Every record should be copied exactly, except that pictures are to be omitted.
■ ■ ■ ■ ■ ■ ■
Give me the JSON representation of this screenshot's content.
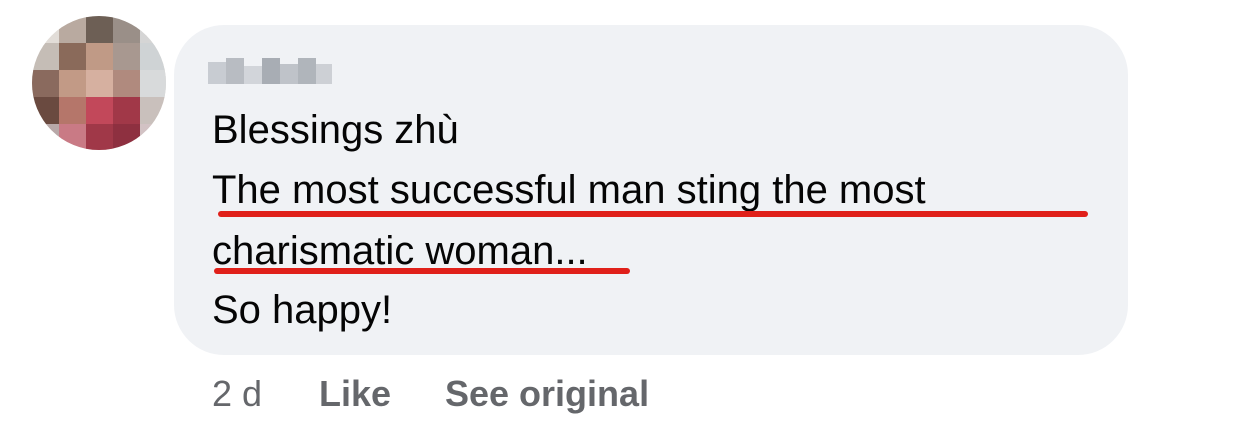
{
  "comment": {
    "lines": [
      "Blessings zhù",
      "The most successful man sting the most",
      "charismatic woman...",
      "So happy!"
    ]
  },
  "actions": {
    "timestamp": "2 d",
    "like_label": "Like",
    "see_original_label": "See original"
  },
  "colors": {
    "bubble_bg": "#f0f2f5",
    "text": "#050505",
    "meta_text": "#65676b",
    "spellcheck_underline": "#e0201a"
  }
}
■ ■ ■ ■ ■ ■ ■
In response →
Give me the JSON representation of this screenshot's content.
{
  "comment": {
    "lines": [
      "Blessings zhù",
      "The most successful man sting the most",
      "charismatic woman...",
      "So happy!"
    ]
  },
  "actions": {
    "timestamp": "2 d",
    "like_label": "Like",
    "see_original_label": "See original"
  },
  "colors": {
    "bubble_bg": "#f0f2f5",
    "text": "#050505",
    "meta_text": "#65676b",
    "spellcheck_underline": "#e0201a"
  }
}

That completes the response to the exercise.